Stored entries:
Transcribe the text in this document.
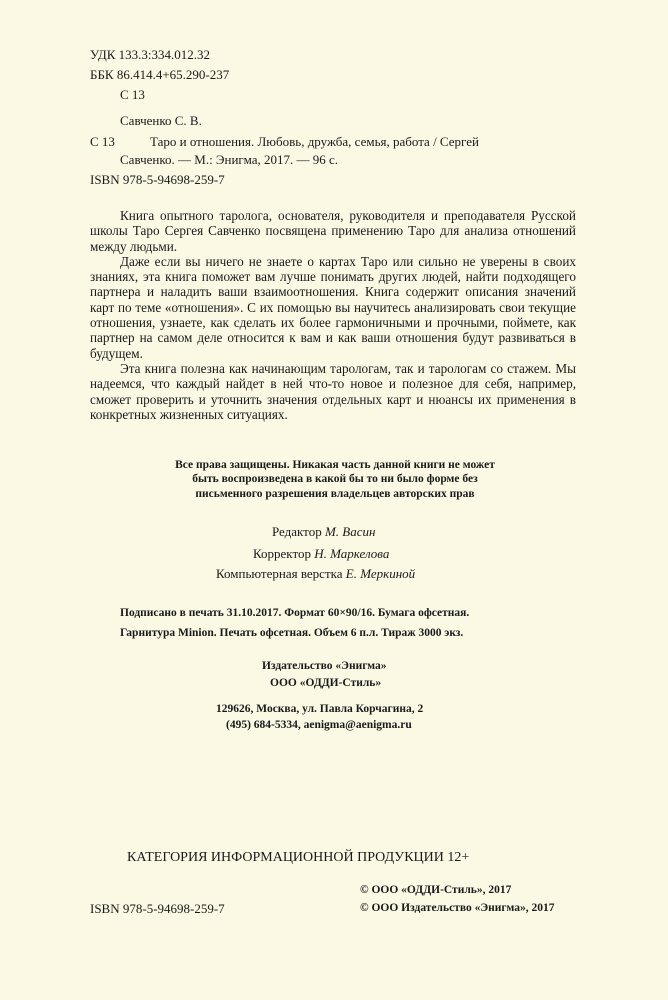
УДК 133.3:334.012.32
ББК 86.414.4+65.290-237
С 13
Савченко С. В.
С 13	Таро и отношения. Любовь, дружба, семья, работа / Сергей
Савченко. — М.: Энигма, 2017. — 96 с.
ISBN 978-5-94698-259-7

Книга опытного таролога, основателя, руководителя и преподавателя Русской школы Таро Сергея Савченко посвящена применению Таро для анализа отношений между людьми.

Даже если вы ничего не знаете о картах Таро или сильно не уверены в своих знаниях, эта книга поможет вам лучше понимать других людей, найти подходящего партнера и наладить ваши взаимоотношения. Книга содержит описания значений карт по теме «отношения». С их помощью вы научитесь анализировать свои текущие отношения, узнаете, как сделать их более гармоничными и прочными, поймете, как партнер на самом деле относится к вам и как ваши отношения будут развиваться в будущем.

Эта книга полезна как начинающим тарологам, так и тарологам со стажем. Мы надеемся, что каждый найдет в ней что-то новое и полезное для себя, например, сможет проверить и уточнить значения отдельных карт и нюансы их применения в конкретных жизненных ситуациях.

Все права защищены. Никакая часть данной книги не может
быть воспроизведена в какой бы то ни было форме без
письменного разрешения владельцев авторских прав
Редактор М. Васин
Корректор Н. Маркелова
Компьютерная верстка Е. Меркиной
Подписано в печать 31.10.2017. Формат 60×90/16. Бумага офсетная.
Гарнитура Minion. Печать офсетная. Объем 6 п.л. Тираж 3000 экз.
Издательство «Энигма»
ООО «ОДДИ-Стиль»
129626, Москва, ул. Павла Корчагина, 2
(495) 684-5334, aenigma@aenigma.ru
КАТЕГОРИЯ ИНФОРМАЦИОННОЙ ПРОДУКЦИИ 12+
© ООО «ОДДИ-Стиль», 2017
ISBN 978-5-94698-259-7	© ООО Издательство «Энигма», 2017
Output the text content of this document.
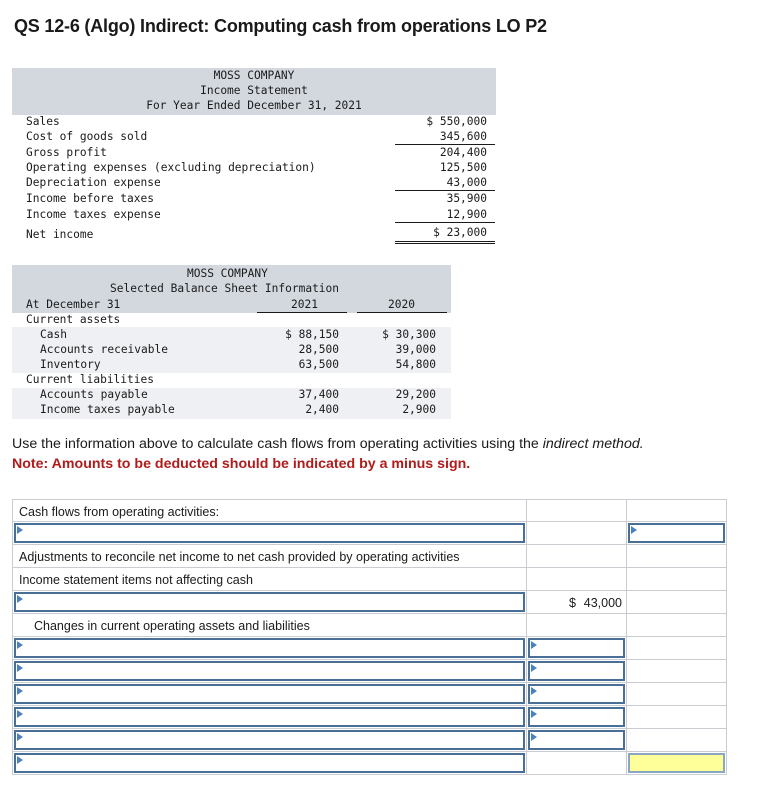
QS 12-6 (Algo) Indirect: Computing cash from operations LO P2
MOSS COMPANY
Income Statement
For Year Ended December 31, 2021
Sales	$ 550,000
Cost of goods sold	345,600
Gross profit	204,400
Operating expenses (excluding depreciation)	125,500
Depreciation expense	43,000
Income before taxes	35,900
Income taxes expense	12,900
Net income	$ 23,000
MOSS COMPANY
Selected Balance Sheet Information
At December 31	2021	2020
Current assets
Cash	$ 88,150	$ 30,300
Accounts receivable	28,500	39,000
Inventory	63,500	54,800
Current liabilities
Accounts payable	37,400	29,200
Income taxes payable	2,400	2,900
Use the information above to calculate cash flows from operating activities using the indirect method.
Note: Amounts to be deducted should be indicated by a minus sign.
Cash flows from operating activities:
Adjustments to reconcile net income to net cash provided by operating activities
Income statement items not affecting cash
$ 43,000
Changes in current operating assets and liabilities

> OBJECTIVE:
Look over the listing. Pull out every line with the string "document" in it.

> RESPONSE FOR THIS EXERCISE:
Transcribe the text in this document.
Output the text content of this document.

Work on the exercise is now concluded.